Extract to read »
▼▼▼
There is nothing new under the sun and the world is born fresh at every moment. Holding both of those ideas at once will help you grab the overarching thesis of this very long series, which is eating up a significant percentage of the history herbivory.
The next important milestone in the history of herbivory comes around the mid-Cretaceous, about a hundred million years ago, with the diversification of the angiosperms on their road to global domination. But before we get to important events in geologic epochs I am going to rehash my inconsequential week. Yes, that means once again it is time for my least favorite (of two) sections in this blog, the Almanac Section, where I tell you what actually happened in my week.
This week I made the trek down to California to give Byron, Ben and the other people of Grounded Land and Livestock a much-needed break. They have done a fantastic job down there. Byron Palmer and I are partners in that business and the most rewarding part of it is seeing the amazing changes that happen on the land when you put in the work to move animals around. And sometimes that is a lot of work. For instance, at Cayetanna.
Cayetanna, is a rugged little ranch that we have leased for the last three years. Its boundaries are drawn on the ridge lines so that the ranch encompasses an entire sub-drainage of San Antonio Creek. This is a legacy from the way the Spanish drew property lines 250 years ago. Since we have this entire drainage, we are able to see the scarcely-believable-impacts possible when you do a little better with your cattle management.
Early in the morning last Saturday, I went out to move the most rugged pasture we have, a six hundred acre pasture I call ‘the wilderness.’ Now, six hundred acres is not that big but because of a combination of long steep slopes, rocks, and dense brush, you have to travel on foot. Well, maybe you can travel on four-wheeler or horse, but I can definitely only do it on foot. And the gates are positioned in places where the cattle have to go to some unusual places in order to find their way out of the pasture. I could move the gates… but then I wouldn’t be able to do as much of this, my favorite job, of all the jobs I do. And I wouldn’t be able to complain about it.
At first light as I was riding the four-wheeler out to find the cattle I went past some of the little drainages that I have been looking at for the past three years. The third year of management is a fun one. There are all kinds of very rapid changes in the land. When we first started managing this property, its steep hillsides were gashed with deep erosion gullies that bled red soil into San Antonio Creek. Those gullies are in the process of transforming into gentle meandering creeks, as soil builds up in the bottom of them, anchored by grass and clover and iris roots. After each rainstorm, you can see the places where the next layer of soil has been deposited, often several
inches at a time. I wondered how many tons of soil are now captured in these fresh hanging meadows. These are the effect (and cause) of dramatic hydrologic changes and we desperately need some science to quantify and untangle the different causal factors involved.
▲▲▲
Element placement data
▼▼▼
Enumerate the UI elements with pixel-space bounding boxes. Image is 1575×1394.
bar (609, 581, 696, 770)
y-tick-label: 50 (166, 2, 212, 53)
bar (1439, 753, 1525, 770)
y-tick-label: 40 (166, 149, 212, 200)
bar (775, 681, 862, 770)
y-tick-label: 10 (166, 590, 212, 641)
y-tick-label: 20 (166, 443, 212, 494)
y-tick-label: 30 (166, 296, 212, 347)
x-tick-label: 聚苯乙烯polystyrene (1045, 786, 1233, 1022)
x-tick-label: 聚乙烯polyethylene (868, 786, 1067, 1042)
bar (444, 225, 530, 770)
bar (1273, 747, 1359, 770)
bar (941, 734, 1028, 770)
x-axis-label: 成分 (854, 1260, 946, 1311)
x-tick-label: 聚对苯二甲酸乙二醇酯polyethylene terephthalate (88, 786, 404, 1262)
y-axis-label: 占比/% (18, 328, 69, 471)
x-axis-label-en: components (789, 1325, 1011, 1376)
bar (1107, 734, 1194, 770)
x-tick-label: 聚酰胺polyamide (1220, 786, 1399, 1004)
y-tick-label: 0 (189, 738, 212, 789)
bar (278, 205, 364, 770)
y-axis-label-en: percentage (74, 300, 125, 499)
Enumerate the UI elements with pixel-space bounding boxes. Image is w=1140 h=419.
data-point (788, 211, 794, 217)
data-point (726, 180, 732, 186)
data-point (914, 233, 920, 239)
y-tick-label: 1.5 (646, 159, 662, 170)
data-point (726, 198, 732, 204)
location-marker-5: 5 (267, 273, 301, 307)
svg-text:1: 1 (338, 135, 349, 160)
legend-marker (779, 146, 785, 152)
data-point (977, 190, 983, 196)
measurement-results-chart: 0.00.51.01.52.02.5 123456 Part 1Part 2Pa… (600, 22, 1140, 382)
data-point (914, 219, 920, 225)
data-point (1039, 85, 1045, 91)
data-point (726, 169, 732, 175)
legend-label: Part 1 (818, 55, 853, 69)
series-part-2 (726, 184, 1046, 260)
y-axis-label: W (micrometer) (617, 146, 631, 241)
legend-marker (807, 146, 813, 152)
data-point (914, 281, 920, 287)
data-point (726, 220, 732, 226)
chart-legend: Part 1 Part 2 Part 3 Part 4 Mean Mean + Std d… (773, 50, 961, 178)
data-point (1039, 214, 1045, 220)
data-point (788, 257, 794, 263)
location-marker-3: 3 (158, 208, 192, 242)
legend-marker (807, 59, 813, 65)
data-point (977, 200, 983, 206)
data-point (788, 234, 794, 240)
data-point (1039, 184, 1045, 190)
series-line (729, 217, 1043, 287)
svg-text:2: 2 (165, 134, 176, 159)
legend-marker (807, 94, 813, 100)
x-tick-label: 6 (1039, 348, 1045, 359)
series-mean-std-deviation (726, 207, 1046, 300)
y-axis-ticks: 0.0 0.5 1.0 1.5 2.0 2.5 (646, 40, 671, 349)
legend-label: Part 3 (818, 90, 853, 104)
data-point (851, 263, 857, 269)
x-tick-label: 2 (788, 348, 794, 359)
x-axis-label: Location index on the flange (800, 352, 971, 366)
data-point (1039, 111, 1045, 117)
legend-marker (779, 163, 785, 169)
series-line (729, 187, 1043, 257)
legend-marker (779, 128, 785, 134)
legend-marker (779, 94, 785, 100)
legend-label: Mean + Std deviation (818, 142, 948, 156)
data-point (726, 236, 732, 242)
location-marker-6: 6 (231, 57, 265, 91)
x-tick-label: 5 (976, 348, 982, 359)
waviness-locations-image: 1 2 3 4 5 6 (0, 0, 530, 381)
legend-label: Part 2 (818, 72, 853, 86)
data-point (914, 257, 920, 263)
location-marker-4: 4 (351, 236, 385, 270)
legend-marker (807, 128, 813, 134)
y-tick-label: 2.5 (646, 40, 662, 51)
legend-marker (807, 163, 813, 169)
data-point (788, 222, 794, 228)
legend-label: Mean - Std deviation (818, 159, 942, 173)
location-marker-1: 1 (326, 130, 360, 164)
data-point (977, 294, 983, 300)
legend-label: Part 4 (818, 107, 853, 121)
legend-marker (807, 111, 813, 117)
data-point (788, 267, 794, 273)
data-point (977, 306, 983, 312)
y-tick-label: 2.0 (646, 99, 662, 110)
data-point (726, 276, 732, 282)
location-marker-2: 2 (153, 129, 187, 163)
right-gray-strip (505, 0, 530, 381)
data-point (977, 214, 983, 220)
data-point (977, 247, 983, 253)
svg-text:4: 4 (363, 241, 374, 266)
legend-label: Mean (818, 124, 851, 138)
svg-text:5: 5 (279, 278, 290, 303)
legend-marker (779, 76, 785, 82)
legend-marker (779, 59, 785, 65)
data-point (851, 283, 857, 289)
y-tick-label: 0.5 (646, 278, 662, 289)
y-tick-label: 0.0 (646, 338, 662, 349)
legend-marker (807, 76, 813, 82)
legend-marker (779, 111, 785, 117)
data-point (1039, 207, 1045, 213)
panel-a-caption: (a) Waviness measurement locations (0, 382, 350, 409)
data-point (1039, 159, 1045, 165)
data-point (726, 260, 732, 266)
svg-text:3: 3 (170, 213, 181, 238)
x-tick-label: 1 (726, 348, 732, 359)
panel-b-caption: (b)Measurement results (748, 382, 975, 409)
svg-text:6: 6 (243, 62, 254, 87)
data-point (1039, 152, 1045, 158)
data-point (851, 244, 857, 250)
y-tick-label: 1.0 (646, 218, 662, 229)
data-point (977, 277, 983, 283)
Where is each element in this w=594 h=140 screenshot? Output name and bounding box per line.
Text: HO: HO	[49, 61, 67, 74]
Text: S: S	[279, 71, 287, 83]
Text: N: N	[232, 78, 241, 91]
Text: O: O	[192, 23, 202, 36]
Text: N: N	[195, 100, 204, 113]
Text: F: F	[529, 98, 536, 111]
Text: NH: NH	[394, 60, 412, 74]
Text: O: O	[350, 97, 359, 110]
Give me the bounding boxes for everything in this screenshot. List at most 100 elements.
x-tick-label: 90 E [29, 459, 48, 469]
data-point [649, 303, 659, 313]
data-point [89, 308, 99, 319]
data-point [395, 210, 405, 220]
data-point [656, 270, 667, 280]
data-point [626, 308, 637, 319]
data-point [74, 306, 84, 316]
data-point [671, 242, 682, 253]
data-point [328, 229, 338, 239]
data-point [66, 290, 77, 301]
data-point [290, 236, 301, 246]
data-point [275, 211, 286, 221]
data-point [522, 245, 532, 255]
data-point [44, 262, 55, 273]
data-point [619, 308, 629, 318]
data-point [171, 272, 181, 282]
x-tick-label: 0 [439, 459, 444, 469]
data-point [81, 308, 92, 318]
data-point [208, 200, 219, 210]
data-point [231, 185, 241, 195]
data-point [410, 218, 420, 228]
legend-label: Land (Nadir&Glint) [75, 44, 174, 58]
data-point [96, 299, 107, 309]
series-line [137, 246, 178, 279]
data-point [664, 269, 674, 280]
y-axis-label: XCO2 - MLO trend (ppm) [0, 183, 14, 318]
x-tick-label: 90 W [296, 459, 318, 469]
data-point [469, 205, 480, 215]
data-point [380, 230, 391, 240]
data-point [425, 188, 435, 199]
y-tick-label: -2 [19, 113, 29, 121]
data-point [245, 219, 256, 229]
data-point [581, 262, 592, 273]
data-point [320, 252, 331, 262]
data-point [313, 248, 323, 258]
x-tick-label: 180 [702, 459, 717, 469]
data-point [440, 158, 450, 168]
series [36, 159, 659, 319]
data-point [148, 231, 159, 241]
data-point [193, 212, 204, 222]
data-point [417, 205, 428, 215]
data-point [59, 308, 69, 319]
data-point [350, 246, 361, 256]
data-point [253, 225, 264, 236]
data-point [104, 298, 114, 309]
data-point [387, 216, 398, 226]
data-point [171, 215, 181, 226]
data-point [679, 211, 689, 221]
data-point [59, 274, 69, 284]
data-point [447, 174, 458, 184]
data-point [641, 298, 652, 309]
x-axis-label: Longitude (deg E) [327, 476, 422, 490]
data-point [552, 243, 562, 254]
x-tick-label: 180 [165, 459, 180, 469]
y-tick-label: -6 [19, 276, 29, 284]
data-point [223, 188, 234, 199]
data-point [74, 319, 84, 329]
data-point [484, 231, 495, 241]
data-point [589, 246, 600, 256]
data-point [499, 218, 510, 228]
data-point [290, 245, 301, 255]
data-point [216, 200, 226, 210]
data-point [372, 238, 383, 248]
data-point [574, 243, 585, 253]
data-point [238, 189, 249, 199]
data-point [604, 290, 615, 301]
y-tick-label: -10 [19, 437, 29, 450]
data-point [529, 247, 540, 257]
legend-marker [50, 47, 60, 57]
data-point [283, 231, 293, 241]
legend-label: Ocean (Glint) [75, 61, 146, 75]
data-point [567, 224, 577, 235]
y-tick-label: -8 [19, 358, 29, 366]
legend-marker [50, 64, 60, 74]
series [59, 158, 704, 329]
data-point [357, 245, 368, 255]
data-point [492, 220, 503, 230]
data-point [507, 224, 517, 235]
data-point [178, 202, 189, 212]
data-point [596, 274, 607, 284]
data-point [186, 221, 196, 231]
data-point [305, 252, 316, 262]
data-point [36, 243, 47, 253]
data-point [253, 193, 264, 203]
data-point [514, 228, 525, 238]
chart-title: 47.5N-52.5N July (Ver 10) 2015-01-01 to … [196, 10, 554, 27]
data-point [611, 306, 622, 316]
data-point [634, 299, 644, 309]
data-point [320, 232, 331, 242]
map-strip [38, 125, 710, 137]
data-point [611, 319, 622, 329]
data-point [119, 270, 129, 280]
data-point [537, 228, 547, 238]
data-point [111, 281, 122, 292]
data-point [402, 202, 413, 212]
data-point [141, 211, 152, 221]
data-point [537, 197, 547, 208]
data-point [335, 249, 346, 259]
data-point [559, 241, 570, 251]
▲▲▲
Quote the passage from the ranch blog post that starts at the words "The next important" and runs through the words "in my week.".

Task response »
The next important milestone in the history of herbivory comes around the mid-Cretaceous, about a hundred million years ago, with the diversification of the angiosperms on their road to global domination. But before we get to important events in geologic epochs I am going to rehash my inconsequential week. Yes, that means once again it is time for my least favorite (of two) sections in this blog, the Almanac Section, where I tell you what actually happened in my week.